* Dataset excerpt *
▬▬▬▬▬▬
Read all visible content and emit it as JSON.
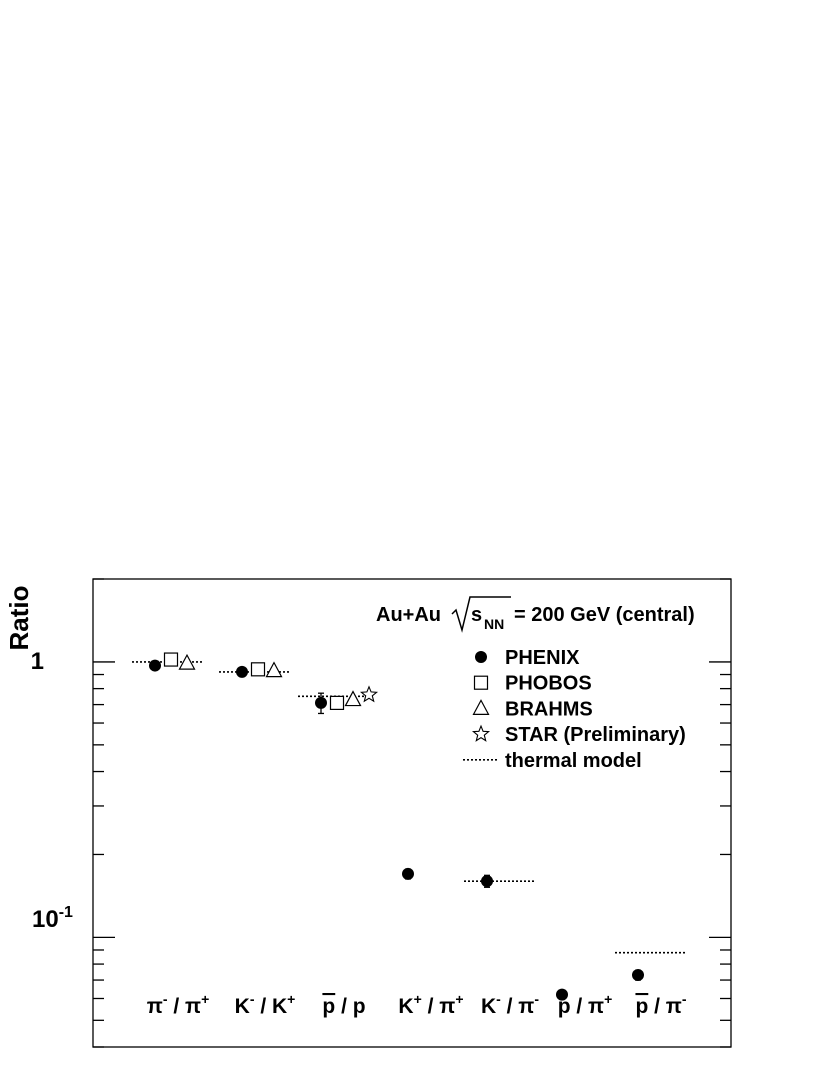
{
  "chart_data": {
    "type": "scatter",
    "scale": "log",
    "ylim": [
      0.04,
      2.0
    ],
    "ylabel": "Ratio",
    "grid": false,
    "legend_position": "top-right",
    "title": {
      "prefix": "Au+Au",
      "sqrt_base": "s",
      "sqrt_subscript": "NN",
      "suffix": "= 200 GeV (central)"
    },
    "y_tick_labels": {
      "one": "1",
      "tenth_base": "10",
      "tenth_exp": "-1"
    },
    "categories": [
      {
        "lead": "π",
        "lead_sup": "-",
        "rest": "/ π",
        "rest_sup": "+"
      },
      {
        "lead": "K",
        "lead_sup": "-",
        "rest": "/ K",
        "rest_sup": "+"
      },
      {
        "lead": "p",
        "lead_sup": "",
        "rest": "/ p",
        "rest_sup": "",
        "bar": true
      },
      {
        "lead": "K",
        "lead_sup": "+",
        "rest": "/ π",
        "rest_sup": "+"
      },
      {
        "lead": "K",
        "lead_sup": "-",
        "rest": "/ π",
        "rest_sup": "-"
      },
      {
        "lead": "p",
        "lead_sup": "",
        "rest": "/ π",
        "rest_sup": "+"
      },
      {
        "lead": "p",
        "lead_sup": "",
        "rest": "/ π",
        "rest_sup": "-",
        "bar": true
      }
    ],
    "series": [
      {
        "name": "PHENIX",
        "marker": "filled-circle",
        "values": [
          0.97,
          0.92,
          0.71,
          0.17,
          0.16,
          0.062,
          0.073
        ],
        "errors": [
          0.03,
          0.03,
          0.06,
          0.007,
          0.008,
          0.002,
          0.003
        ]
      },
      {
        "name": "PHOBOS",
        "marker": "open-square",
        "values": [
          1.02,
          0.94,
          0.71,
          null,
          null,
          null,
          null
        ]
      },
      {
        "name": "BRAHMS",
        "marker": "open-triangle",
        "values": [
          0.99,
          0.93,
          0.73,
          null,
          null,
          null,
          null
        ]
      },
      {
        "name": "STAR (Preliminary)",
        "marker": "open-star",
        "values": [
          null,
          null,
          0.76,
          null,
          null,
          null,
          null
        ]
      },
      {
        "name": "thermal model",
        "marker": "dotted-line",
        "values": [
          1.0,
          0.92,
          0.75,
          null,
          0.16,
          null,
          0.088
        ]
      }
    ]
  }
}
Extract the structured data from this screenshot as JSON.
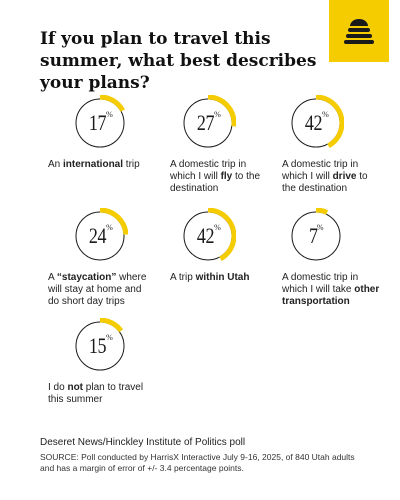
{
  "title": "If you plan to travel this summer, what best describes your plans?",
  "colors": {
    "accent": "#f5cc00",
    "ring": "#1a1a1a",
    "logo_bg": "#f5cc00"
  },
  "logo_icon": "beehive-icon",
  "chart_data": {
    "type": "donut",
    "title": "If you plan to travel this summer, what best describes your plans?",
    "unit": "%",
    "items": [
      {
        "value": 17,
        "label_parts": [
          {
            "t": "An "
          },
          {
            "t": "international",
            "b": true
          },
          {
            "t": " trip"
          }
        ]
      },
      {
        "value": 27,
        "label_parts": [
          {
            "t": "A domestic trip in which I will "
          },
          {
            "t": "fly",
            "b": true
          },
          {
            "t": " to the destination"
          }
        ]
      },
      {
        "value": 42,
        "label_parts": [
          {
            "t": "A domestic trip in which I will "
          },
          {
            "t": "drive",
            "b": true
          },
          {
            "t": " to the destination"
          }
        ]
      },
      {
        "value": 24,
        "label_parts": [
          {
            "t": "A "
          },
          {
            "t": "“staycation”",
            "b": true
          },
          {
            "t": " where will stay at home and do short day trips"
          }
        ]
      },
      {
        "value": 42,
        "label_parts": [
          {
            "t": "A trip "
          },
          {
            "t": "within Utah",
            "b": true
          }
        ]
      },
      {
        "value": 7,
        "label_parts": [
          {
            "t": "A domestic trip in which I will take "
          },
          {
            "t": "other transportation",
            "b": true
          }
        ]
      },
      {
        "value": 15,
        "label_parts": [
          {
            "t": "I do "
          },
          {
            "t": "not",
            "b": true
          },
          {
            "t": " plan to travel this summer"
          }
        ]
      }
    ]
  },
  "credit": "Deseret News/Hinckley Institute of Politics poll",
  "source": "SOURCE: Poll conducted by HarrisX Interactive July 9-16, 2025, of 840 Utah adults and has a margin of error of +/- 3.4 percentage points."
}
▬▬▬▬▬▬
* Task prompt *
Omit all pictures while transcribing the entries verbatim.

* Solved problem *
Read all visible content and emit it as JSON.
{
  "chart_data": {
    "type": "scatter",
    "scale": "log",
    "ylim": [
      0.04,
      2.0
    ],
    "ylabel": "Ratio",
    "grid": false,
    "legend_position": "top-right",
    "title": {
      "prefix": "Au+Au",
      "sqrt_base": "s",
      "sqrt_subscript": "NN",
      "suffix": "= 200 GeV (central)"
    },
    "y_tick_labels": {
      "one": "1",
      "tenth_base": "10",
      "tenth_exp": "-1"
    },
    "categories": [
      {
        "lead": "π",
        "lead_sup": "-",
        "rest": "/ π",
        "rest_sup": "+"
      },
      {
        "lead": "K",
        "lead_sup": "-",
        "rest": "/ K",
        "rest_sup": "+"
      },
      {
        "lead": "p",
        "lead_sup": "",
        "rest": "/ p",
        "rest_sup": "",
        "bar": true
      },
      {
        "lead": "K",
        "lead_sup": "+",
        "rest": "/ π",
        "rest_sup": "+"
      },
      {
        "lead": "K",
        "lead_sup": "-",
        "rest": "/ π",
        "rest_sup": "-"
      },
      {
        "lead": "p",
        "lead_sup": "",
        "rest": "/ π",
        "rest_sup": "+"
      },
      {
        "lead": "p",
        "lead_sup": "",
        "rest": "/ π",
        "rest_sup": "-",
        "bar": true
      }
    ],
    "series": [
      {
        "name": "PHENIX",
        "marker": "filled-circle",
        "values": [
          0.97,
          0.92,
          0.71,
          0.17,
          0.16,
          0.062,
          0.073
        ],
        "errors": [
          0.03,
          0.03,
          0.06,
          0.007,
          0.008,
          0.002,
          0.003
        ]
      },
      {
        "name": "PHOBOS",
        "marker": "open-square",
        "values": [
          1.02,
          0.94,
          0.71,
          null,
          null,
          null,
          null
        ]
      },
      {
        "name": "BRAHMS",
        "marker": "open-triangle",
        "values": [
          0.99,
          0.93,
          0.73,
          null,
          null,
          null,
          null
        ]
      },
      {
        "name": "STAR (Preliminary)",
        "marker": "open-star",
        "values": [
          null,
          null,
          0.76,
          null,
          null,
          null,
          null
        ]
      },
      {
        "name": "thermal model",
        "marker": "dotted-line",
        "values": [
          1.0,
          0.92,
          0.75,
          null,
          0.16,
          null,
          0.088
        ]
      }
    ]
  }
}
Extract the structured data from this screenshot as JSON.
{
  "title": "If you plan to travel this summer, what best describes your plans?",
  "colors": {
    "accent": "#f5cc00",
    "ring": "#1a1a1a",
    "logo_bg": "#f5cc00"
  },
  "logo_icon": "beehive-icon",
  "chart_data": {
    "type": "donut",
    "title": "If you plan to travel this summer, what best describes your plans?",
    "unit": "%",
    "items": [
      {
        "value": 17,
        "label_parts": [
          {
            "t": "An "
          },
          {
            "t": "international",
            "b": true
          },
          {
            "t": " trip"
          }
        ]
      },
      {
        "value": 27,
        "label_parts": [
          {
            "t": "A domestic trip in which I will "
          },
          {
            "t": "fly",
            "b": true
          },
          {
            "t": " to the destination"
          }
        ]
      },
      {
        "value": 42,
        "label_parts": [
          {
            "t": "A domestic trip in which I will "
          },
          {
            "t": "drive",
            "b": true
          },
          {
            "t": " to the destination"
          }
        ]
      },
      {
        "value": 24,
        "label_parts": [
          {
            "t": "A "
          },
          {
            "t": "“staycation”",
            "b": true
          },
          {
            "t": " where will stay at home and do short day trips"
          }
        ]
      },
      {
        "value": 42,
        "label_parts": [
          {
            "t": "A trip "
          },
          {
            "t": "within Utah",
            "b": true
          }
        ]
      },
      {
        "value": 7,
        "label_parts": [
          {
            "t": "A domestic trip in which I will take "
          },
          {
            "t": "other transportation",
            "b": true
          }
        ]
      },
      {
        "value": 15,
        "label_parts": [
          {
            "t": "I do "
          },
          {
            "t": "not",
            "b": true
          },
          {
            "t": " plan to travel this summer"
          }
        ]
      }
    ]
  },
  "credit": "Deseret News/Hinckley Institute of Politics poll",
  "source": "SOURCE: Poll conducted by HarrisX Interactive July 9-16, 2025, of 840 Utah adults and has a margin of error of +/- 3.4 percentage points."
}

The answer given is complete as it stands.